**Your objective:**
Identify and pull out each line of the entries in which "fraction" occurs.

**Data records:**
......

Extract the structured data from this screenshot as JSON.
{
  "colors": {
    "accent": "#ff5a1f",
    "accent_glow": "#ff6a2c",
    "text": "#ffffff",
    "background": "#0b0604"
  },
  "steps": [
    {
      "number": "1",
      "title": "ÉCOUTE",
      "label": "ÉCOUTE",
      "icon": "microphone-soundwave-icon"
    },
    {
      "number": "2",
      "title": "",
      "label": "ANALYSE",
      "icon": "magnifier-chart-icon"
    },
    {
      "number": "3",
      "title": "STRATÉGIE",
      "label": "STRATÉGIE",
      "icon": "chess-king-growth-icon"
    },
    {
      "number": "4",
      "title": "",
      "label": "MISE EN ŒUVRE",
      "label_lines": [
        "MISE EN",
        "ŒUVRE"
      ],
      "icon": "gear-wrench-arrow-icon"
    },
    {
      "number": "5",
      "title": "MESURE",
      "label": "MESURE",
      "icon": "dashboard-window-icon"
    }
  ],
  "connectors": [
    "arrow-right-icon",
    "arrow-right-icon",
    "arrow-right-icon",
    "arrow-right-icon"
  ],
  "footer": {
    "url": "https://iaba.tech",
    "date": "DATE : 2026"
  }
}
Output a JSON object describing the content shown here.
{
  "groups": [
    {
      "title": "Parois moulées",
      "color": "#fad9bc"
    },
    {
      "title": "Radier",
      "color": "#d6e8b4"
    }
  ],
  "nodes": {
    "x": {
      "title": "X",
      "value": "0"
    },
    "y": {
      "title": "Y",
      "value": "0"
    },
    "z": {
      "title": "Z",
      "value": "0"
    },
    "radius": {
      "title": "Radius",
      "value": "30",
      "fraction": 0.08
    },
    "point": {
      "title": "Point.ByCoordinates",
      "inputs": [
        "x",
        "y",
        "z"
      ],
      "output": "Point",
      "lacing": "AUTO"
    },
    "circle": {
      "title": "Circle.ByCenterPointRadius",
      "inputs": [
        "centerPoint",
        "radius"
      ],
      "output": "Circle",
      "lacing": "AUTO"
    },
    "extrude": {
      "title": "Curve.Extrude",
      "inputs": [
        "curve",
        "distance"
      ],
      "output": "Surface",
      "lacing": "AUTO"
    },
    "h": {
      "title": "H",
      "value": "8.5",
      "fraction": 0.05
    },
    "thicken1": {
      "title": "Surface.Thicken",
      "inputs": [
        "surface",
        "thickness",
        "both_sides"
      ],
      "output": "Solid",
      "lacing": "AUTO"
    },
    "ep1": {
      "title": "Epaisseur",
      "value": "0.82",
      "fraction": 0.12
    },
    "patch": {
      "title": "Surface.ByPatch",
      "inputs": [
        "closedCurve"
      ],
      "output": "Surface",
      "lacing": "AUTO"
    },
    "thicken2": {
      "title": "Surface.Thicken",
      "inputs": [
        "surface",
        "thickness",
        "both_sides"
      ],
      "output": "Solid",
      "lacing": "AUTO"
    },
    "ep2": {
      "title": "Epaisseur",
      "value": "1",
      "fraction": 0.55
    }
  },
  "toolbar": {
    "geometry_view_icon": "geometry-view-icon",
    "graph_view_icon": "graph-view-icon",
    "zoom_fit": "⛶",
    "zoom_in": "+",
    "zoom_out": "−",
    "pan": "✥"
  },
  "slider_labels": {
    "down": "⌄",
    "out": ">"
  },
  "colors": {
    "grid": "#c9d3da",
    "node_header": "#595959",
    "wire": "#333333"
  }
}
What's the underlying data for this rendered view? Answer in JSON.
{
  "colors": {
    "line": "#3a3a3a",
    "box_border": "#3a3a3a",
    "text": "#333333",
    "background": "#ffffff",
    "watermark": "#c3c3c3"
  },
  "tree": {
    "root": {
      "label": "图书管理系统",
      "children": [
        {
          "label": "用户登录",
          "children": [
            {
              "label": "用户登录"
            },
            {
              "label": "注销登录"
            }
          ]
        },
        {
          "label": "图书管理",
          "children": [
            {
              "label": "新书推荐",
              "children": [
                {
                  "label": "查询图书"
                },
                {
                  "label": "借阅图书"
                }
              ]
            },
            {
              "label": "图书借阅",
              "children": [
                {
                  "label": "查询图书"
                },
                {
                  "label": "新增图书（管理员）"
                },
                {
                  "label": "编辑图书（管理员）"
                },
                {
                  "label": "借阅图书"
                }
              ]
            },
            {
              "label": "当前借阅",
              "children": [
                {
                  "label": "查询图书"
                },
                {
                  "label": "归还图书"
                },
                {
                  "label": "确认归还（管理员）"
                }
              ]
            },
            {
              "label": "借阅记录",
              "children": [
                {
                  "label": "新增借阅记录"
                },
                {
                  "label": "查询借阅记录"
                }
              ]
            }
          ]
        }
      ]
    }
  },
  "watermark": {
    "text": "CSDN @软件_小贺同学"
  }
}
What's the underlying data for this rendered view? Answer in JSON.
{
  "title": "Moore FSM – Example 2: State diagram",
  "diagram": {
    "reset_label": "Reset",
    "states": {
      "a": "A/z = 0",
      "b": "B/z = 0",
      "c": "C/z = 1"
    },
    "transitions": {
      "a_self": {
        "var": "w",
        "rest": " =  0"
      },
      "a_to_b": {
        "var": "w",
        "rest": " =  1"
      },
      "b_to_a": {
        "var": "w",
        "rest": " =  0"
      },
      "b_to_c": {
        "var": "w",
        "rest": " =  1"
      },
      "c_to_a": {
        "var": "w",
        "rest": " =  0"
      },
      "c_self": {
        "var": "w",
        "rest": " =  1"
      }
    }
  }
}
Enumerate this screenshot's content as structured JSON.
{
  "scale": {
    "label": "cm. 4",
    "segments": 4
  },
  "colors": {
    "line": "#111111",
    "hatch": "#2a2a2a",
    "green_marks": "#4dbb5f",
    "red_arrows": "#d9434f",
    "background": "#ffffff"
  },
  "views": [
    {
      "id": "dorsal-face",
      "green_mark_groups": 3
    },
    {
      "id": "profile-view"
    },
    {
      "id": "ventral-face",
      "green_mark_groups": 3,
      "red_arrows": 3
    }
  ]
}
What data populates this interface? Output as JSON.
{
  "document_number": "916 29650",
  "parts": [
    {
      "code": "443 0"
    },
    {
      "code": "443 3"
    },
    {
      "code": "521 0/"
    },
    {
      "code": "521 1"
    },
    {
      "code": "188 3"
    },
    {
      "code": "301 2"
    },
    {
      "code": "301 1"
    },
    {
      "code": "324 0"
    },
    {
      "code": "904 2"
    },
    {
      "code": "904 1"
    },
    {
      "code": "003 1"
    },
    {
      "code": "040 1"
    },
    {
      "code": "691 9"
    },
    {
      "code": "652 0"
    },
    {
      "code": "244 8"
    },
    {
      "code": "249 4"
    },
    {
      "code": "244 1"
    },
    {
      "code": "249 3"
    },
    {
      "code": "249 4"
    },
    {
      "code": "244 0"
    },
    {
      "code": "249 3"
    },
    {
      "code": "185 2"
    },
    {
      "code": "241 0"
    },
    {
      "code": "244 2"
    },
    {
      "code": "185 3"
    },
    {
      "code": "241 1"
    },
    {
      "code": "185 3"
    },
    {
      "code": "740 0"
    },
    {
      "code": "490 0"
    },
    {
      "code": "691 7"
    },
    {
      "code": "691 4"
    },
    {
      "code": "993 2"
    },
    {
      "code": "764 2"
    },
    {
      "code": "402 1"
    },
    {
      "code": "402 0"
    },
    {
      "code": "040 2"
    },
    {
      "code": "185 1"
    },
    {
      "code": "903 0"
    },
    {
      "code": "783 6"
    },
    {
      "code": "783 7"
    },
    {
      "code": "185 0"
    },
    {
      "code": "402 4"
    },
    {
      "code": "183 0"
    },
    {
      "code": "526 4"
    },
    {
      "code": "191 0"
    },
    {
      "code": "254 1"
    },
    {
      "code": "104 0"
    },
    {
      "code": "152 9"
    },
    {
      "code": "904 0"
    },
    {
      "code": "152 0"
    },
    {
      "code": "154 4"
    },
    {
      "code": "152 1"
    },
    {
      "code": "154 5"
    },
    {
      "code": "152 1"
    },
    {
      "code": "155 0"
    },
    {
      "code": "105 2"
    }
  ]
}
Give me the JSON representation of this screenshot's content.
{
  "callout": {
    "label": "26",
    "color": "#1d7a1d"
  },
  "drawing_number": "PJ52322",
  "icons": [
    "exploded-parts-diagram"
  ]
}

......

**Result below:**
      "fraction": 0.08
      "fraction": 0.05
      "fraction": 0.12
      "fraction": 0.55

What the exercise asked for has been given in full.